Ma fille ne pleure plus. Ne mange plus. Elle est apathique.
48h passent et je n’arrive pas à dormir. Et s’il se passait quelque chose quand je fermerai les yeux, je ne me le pardonnerais pas. Et puis pas grave, de toute manière je n’ai pas de lit dans la chambre. À peine un quelque chose métallique un brin angoissant à barreaux pour ma ptite crottinette. Quoi qu’elle passe pas mal de temps dans son engin à photothérapie aveuglée par une immense lumière violette pour soigner cette satanée jaunisse. Ah oui, j’oubliais de préciser qu’on avait la jaunisse aussi !
Je ne me change pas, ne me lave pas et ne vais pas aux toilettes non plus. Pas grave, de tout façon il n’y a pas salle de bain dans ma chambre. L’idée de m’éloigner de mon enfant rien qu’une minute m’effraie, alors, je reste. Je commence à avoir mal. Le personnel médical est dévoué et prend soin de la patiente mais on oublie un peu maman qui vient d’accoucher et qui a besoin d’hygiène corporelle. On ne me donne pas à manger non plus. Pas grave. Non, vraiment pas. L’important c’est que mon ange vive encore. On la nourrit par sonde. On lui donne mon lait que je tire scrupuleusement toutes les 3h. Et je m’interroge, ce lait est-il bon ? Suffit-t-il ? Le choc n’a-t-il pas altéré sa qualité. Et la magie agit-elle en transmettant ma peur à travers ce lait ? Oui mais dans ce cas, mon bébé doit aussi ressentir tout cet amour qui déborde…Chérie, comment puis-je l’aimer autant alors que nous nous connaissons si peu ?
Happy ending
Au terme de cette longue descente aux enfers, au terme de ces 48h, un nouveau docteur vient me voir et m’annonce le sourire aux lèvres que ma fille n’a finalement pas contracté de méningite bactérienne mais une simple méningite virale. Qu’elle vivrait et bien et qu’elle irait mieux dans quelques jours.
Je ne sais plus quoi ressentir. Mon crâne ne répond plus mais mon corps laisse entrer tout l’oxygène dont il a besoin brutalement.

**Consignes**:
**A)** Dans le récit sur la maladie du bébé, à quelle fréquence la mère tire-t-elle son lait ?
**B)** Poursuivez le récit sur la maladie du bébé après sa dernière phrase.

**Liste des données**:
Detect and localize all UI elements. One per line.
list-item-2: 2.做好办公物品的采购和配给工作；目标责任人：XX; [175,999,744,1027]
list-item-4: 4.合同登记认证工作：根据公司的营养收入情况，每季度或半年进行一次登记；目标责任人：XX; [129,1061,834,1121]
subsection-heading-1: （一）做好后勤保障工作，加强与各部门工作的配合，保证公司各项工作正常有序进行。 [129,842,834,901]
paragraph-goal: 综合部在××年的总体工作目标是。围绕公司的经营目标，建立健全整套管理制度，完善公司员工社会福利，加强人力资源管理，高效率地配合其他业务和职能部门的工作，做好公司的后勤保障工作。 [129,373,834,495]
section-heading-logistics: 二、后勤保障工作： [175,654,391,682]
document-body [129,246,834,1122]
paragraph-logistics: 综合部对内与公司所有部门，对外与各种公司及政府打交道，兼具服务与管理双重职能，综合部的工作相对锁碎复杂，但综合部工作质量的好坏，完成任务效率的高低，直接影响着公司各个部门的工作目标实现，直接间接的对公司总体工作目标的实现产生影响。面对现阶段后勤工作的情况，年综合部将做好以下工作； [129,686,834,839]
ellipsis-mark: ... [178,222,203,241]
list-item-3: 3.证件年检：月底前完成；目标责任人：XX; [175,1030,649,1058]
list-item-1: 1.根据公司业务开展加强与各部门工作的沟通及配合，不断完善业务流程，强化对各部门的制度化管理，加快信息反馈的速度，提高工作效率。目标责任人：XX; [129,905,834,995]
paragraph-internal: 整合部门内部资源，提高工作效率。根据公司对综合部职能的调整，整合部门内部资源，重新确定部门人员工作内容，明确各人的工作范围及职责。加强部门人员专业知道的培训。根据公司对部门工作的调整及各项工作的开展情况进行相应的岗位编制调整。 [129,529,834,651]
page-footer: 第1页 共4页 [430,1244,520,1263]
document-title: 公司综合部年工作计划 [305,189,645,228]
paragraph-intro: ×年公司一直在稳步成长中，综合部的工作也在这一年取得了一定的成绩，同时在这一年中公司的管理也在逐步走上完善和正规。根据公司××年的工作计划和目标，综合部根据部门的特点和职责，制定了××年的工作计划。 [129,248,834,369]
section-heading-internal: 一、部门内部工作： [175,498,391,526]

**Réponses par item**:
**A)** Toutes les 3 heures.

**B)**
III- L’APRES
3 longs mois d’isolation en suivent, de parano, de masques et de gels désinfectants, de mains lavées frénétiquement. Un trimestre interminable. Des précautions qui sont notre barrière contre les microbes et virus en tous genre. Croyez-moi il n’y en a jamais eu autant rapportés généreusement par notre grande fille de 22 mois de la crèche. Fichu hiver. Tous les petits étaient malades et souvent. Akhhh et cette première année en collectivité n’aidait pas. Notre aînée se battait, faisait son immunité. Et si elle a rapporté otite, varicelle, gastro, grippe, angine, et j’en passe, ça n’était pas sa faute choupette. C’était la fatalité. Hélas je ne pouvais me passer de cette crèche formidable qui nous a soutenu autant que possible. Car oui, je ne parvenais pas à m’occuper de mes 2 enfants à la fois…dieu que j’ai haï cette quarantaine !
Cela fusait dans toute la maison et je n’avais pas le droit à l’erreur…
IV- L’HEURE DU BILAN
Je ne jugerai pas tout ce qui s’est passé.
Ça n’est pas le but de cet article. Je souhaitais simplement coucher ces sentiments sur le papier qui m’ont hanté longtemps et qui viennent encore m’habiter de temps en temps quand je vois d’autres mamans, d’autres papas, d’autres enfants avoir mal.
J’ai eu tant de chance et mon ventre se tort encore quand j’en parle. Ma gorge se serre. Mes yeux se remplissent de nouveau de chagrin. Alors voilà, j’y tiens, je souhaite simplement vous dire, à vous, qui n’avez pas eu cette chance, à vous qui vivez des moments difficiles, qui traversez des jours, des mois, des années incompréhensibles que je pense à vous. Car la vie est si dure. Elle donne des claques dont il est difficile de se relever.
Ceci est une simple lettre d’amour pour vous.